*TASK LIST*:
(1) Reproduce the text of the Kerberos ticket renewal bug report starting with "Description" and going on through "dfs.namenode.delegation.token.renew-interval=900000 (15min)".
(2) In the Kerberos ticket renewal bug report, which Spark version is listed as affected?
(3) Write what comes next in the Kerberos ticket renewal bug report, starting after its final line.

*PASSAGE PROVIDED*:
+ + + + +

Uploaded image for project: 'Spark'
  1. Spark
  2. SPARK-24493

Kerberos Ticket Renewal is failing in Hadoop 2.8+ and Hadoop 3

    XMLWordPrintableJSON

    Details

    • Type: Bug
    • Status: Resolved
    • Priority: Major
    • Resolution: Later
    • Affects Version/s: 2.3.0
    • Fix Version/s: None
    • Component/s: Spark Core, YARN
    • Labels:
      None

      Description

      Kerberos Ticket Renewal is failing on long running spark job. I have added below 2 kerberos properties in the HDFS configuration and ran a spark streaming job (hdfs_wordcount.py)

      dfs.namenode.delegation.token.max-lifetime=1800000 (30min)
      dfs.namenode.delegation.token.renew-interval=900000 (15min)

+ + + + +

Recorded data
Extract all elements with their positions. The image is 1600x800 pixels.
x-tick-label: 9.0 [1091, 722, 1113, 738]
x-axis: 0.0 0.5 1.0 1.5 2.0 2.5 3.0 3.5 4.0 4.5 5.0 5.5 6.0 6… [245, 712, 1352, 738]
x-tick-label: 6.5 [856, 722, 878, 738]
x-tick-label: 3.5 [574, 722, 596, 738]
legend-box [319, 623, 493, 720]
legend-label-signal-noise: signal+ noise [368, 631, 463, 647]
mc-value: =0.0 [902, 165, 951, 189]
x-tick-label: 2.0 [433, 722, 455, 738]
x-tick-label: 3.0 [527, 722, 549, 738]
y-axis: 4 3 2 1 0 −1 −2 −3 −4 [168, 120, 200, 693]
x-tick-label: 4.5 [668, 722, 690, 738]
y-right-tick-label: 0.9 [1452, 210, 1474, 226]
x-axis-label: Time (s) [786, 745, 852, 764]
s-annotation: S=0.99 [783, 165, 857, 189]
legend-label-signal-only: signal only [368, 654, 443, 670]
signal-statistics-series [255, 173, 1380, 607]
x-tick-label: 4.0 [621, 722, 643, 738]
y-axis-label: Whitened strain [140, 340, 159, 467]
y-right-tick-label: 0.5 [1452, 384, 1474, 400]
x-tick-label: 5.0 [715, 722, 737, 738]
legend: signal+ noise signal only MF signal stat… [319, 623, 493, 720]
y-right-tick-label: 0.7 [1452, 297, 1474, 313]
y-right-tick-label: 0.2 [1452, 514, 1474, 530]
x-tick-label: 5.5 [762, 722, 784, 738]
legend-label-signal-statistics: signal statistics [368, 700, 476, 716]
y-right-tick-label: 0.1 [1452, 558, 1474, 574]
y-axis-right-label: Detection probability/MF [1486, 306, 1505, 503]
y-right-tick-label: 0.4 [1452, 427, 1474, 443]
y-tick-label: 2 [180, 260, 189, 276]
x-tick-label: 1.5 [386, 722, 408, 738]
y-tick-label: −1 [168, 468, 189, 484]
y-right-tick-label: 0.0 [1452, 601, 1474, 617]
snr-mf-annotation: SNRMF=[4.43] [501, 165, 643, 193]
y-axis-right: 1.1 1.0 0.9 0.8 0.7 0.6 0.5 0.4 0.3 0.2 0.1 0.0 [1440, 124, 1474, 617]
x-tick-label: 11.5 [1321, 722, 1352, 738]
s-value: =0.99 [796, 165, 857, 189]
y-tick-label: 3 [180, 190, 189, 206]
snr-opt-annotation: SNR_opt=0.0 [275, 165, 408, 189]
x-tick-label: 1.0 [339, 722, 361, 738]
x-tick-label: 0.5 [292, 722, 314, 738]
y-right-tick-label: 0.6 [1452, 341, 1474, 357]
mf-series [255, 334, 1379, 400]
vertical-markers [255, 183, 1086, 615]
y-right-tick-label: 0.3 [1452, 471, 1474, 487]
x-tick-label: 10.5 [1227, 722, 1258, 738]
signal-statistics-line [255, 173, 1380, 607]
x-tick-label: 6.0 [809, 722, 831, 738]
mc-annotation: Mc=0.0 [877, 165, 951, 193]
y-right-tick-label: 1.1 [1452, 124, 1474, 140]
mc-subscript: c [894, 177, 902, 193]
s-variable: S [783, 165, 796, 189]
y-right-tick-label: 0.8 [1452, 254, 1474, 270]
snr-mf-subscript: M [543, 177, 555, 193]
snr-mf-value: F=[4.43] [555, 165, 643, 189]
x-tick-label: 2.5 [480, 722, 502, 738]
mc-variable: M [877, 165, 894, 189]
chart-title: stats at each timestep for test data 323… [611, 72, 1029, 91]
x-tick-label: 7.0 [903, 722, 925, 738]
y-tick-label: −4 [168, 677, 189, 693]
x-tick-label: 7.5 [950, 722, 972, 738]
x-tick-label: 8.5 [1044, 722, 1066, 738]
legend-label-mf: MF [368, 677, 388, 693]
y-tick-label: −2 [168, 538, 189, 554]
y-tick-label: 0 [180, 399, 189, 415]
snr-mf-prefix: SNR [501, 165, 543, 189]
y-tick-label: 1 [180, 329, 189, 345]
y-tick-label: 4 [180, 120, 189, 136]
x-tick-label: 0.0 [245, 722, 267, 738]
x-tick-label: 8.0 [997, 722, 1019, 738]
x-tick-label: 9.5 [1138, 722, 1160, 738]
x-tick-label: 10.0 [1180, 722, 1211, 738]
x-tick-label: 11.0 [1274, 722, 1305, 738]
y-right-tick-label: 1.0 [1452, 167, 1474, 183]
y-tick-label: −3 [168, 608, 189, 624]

+ + + + +

*EXPECTED RESPONSES*:
(1)
Description

      Kerberos Ticket Renewal is failing on long running spark job. I have added below 2 kerberos properties in the HDFS configuration and ran a spark streaming job (hdfs_wordcount.py)

      dfs.namenode.delegation.token.max-lifetime=1800000 (30min)
      dfs.namenode.delegation.token.renew-interval=900000 (15min)

(2) 2.3.0

(3)
      Spark Job failed at 15min with below error:

      18/06/04 18:56:51 INFO DAGScheduler: ShuffleMapStage 10896 (call at /usr/hdp/current/spark2-client/python/lib/py4j-0.10.7-src.zip/py4j/java_gateway.py:2381) failed in 0.218 s due to Job aborted due to stage failure: Task 0 in stage 10896.0 failed 4 times, most recent failure: Lost task 0.3 in stage 10896.0 (TID 7290, <GatewayNodeHostname>, executor 1): org.apache.hadoop.ipc.RemoteException(org.apache.hadoop.security.token.SecretManager$InvalidToken): token (token for abcd: HDFS_DELEGATION_TOKEN owner=abcd@EXAMPLE.COM, renewer=yarn, realUser=, issueDate=1528136773875, maxDate=1528138573875, sequenceNumber=38, masterKeyId=6) is expired, current time: 2018-06-04 18:56:51,276+0000 expected renewal time: 2018-06-04 18:56:13,875+0000
      at org.apache.hadoop.ipc.Client.getRpcResponse(Client.java:1499)
      at org.apache.hadoop.ipc.Client.call(Client.java:1445)
      at org.apache.hadoop.ipc.Client.call(Client.java:1355)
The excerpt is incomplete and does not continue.